## Task to complete
Write out the data below line for line, with every character unchanged, but leave the pictures out.
- - -
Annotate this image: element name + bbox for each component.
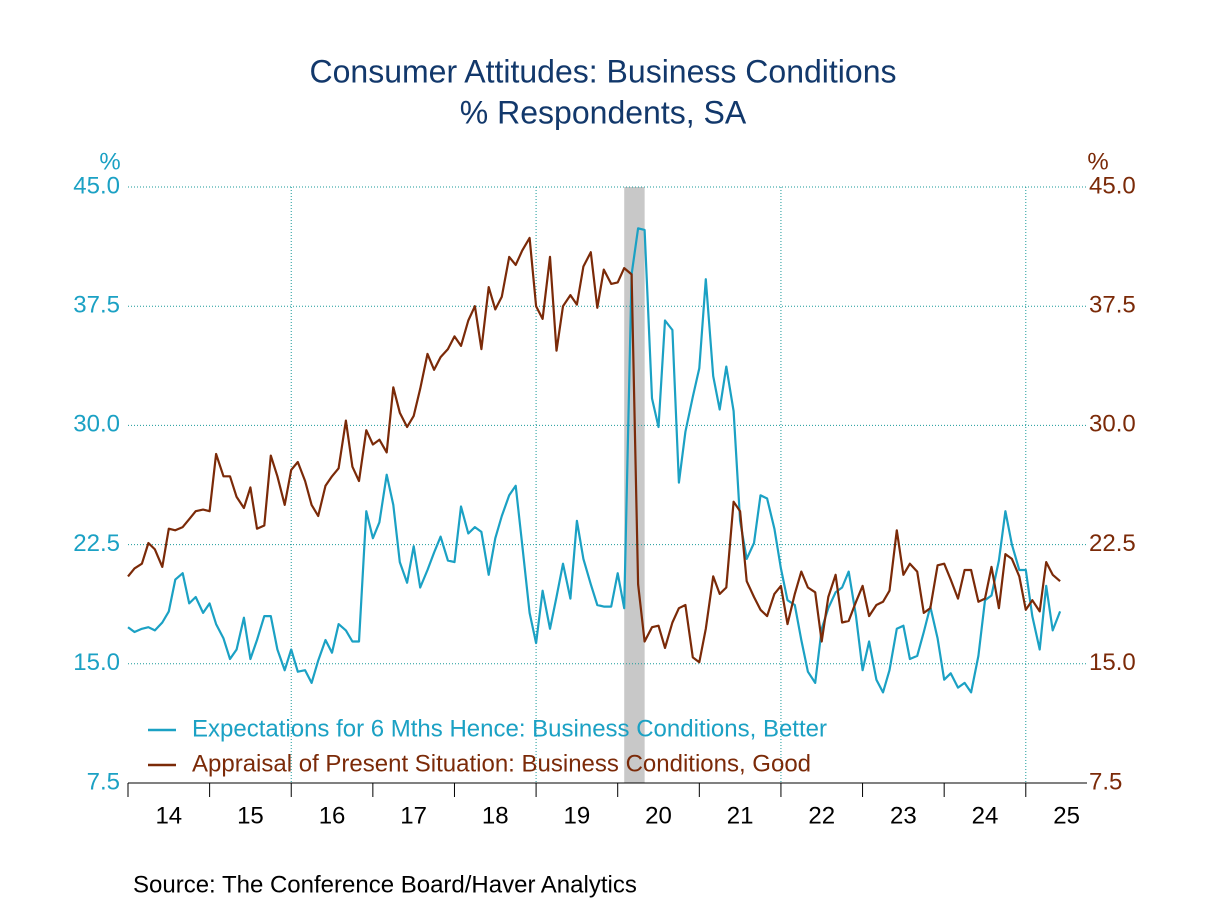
x-tick-label: 19 [564, 802, 591, 829]
y2-tick-label: 22.5 [1089, 530, 1136, 557]
legend-label: Expectations for 6 Mths Hence: Business … [192, 715, 827, 742]
x-tick-label: 23 [890, 802, 917, 829]
y-tick-label: 15.0 [73, 649, 120, 676]
series-line [127, 236, 1061, 664]
y2-tick-label: 37.5 [1089, 292, 1136, 319]
y-unit: % [99, 148, 120, 175]
y-tick-label: 22.5 [73, 530, 120, 557]
y2-tick-label: 45.0 [1089, 172, 1136, 199]
x-tick-label: 17 [400, 802, 427, 829]
x-tick-label: 20 [645, 802, 672, 829]
x-tick-label: 24 [972, 802, 999, 829]
x-tick-label: 14 [155, 802, 182, 829]
legend-label: Appraisal of Present Situation: Business… [192, 750, 811, 777]
chart-subtitle: % Respondents, SA [460, 94, 747, 130]
source: Source: The Conference Board/Haver Analy… [133, 871, 637, 898]
y-tick-label: 37.5 [73, 292, 120, 319]
x-tick-label: 16 [319, 802, 346, 829]
x-tick-label: 25 [1053, 802, 1080, 829]
y-tick-label: 45.0 [73, 172, 120, 199]
x-tick-label: 21 [727, 802, 754, 829]
x-tick-label: 18 [482, 802, 509, 829]
x-tick-label: 22 [808, 802, 835, 829]
y2-tick-label: 30.0 [1089, 411, 1136, 438]
y2-unit: % [1087, 148, 1108, 175]
x-tick-label: 15 [237, 802, 264, 829]
series-line [127, 227, 1062, 694]
y-tick-label: 7.5 [87, 768, 120, 795]
y2-tick-label: 7.5 [1089, 768, 1122, 795]
y2-tick-label: 15.0 [1089, 649, 1136, 676]
y-tick-label: 30.0 [73, 411, 120, 438]
chart-title: Consumer Attitudes: Business Conditions [310, 53, 897, 89]
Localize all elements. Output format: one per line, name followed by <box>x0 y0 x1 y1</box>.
- - -
## Written response
Annotate this image: element name + bbox for each component.
x-tick-label: 19 [564, 802, 591, 829]
y2-tick-label: 22.5 [1089, 530, 1136, 557]
legend-label: Expectations for 6 Mths Hence: Business … [192, 715, 827, 742]
x-tick-label: 23 [890, 802, 917, 829]
y-tick-label: 15.0 [73, 649, 120, 676]
series-line [127, 236, 1061, 664]
y2-tick-label: 37.5 [1089, 292, 1136, 319]
y-unit: % [99, 148, 120, 175]
y-tick-label: 22.5 [73, 530, 120, 557]
y2-tick-label: 45.0 [1089, 172, 1136, 199]
x-tick-label: 17 [400, 802, 427, 829]
x-tick-label: 20 [645, 802, 672, 829]
x-tick-label: 24 [972, 802, 999, 829]
x-tick-label: 14 [155, 802, 182, 829]
legend-label: Appraisal of Present Situation: Business… [192, 750, 811, 777]
chart-subtitle: % Respondents, SA [460, 94, 747, 130]
source: Source: The Conference Board/Haver Analy… [133, 871, 637, 898]
y-tick-label: 37.5 [73, 292, 120, 319]
x-tick-label: 16 [319, 802, 346, 829]
x-tick-label: 25 [1053, 802, 1080, 829]
y-tick-label: 45.0 [73, 172, 120, 199]
x-tick-label: 21 [727, 802, 754, 829]
x-tick-label: 18 [482, 802, 509, 829]
x-tick-label: 22 [808, 802, 835, 829]
y2-tick-label: 30.0 [1089, 411, 1136, 438]
y2-unit: % [1087, 148, 1108, 175]
x-tick-label: 15 [237, 802, 264, 829]
series-line [127, 227, 1062, 694]
y-tick-label: 7.5 [87, 768, 120, 795]
y2-tick-label: 7.5 [1089, 768, 1122, 795]
y2-tick-label: 15.0 [1089, 649, 1136, 676]
y-tick-label: 30.0 [73, 411, 120, 438]
chart-title: Consumer Attitudes: Business Conditions [310, 53, 897, 89]
Localize all elements. Output format: one per line, name followed by <box>x0 y0 x1 y1</box>.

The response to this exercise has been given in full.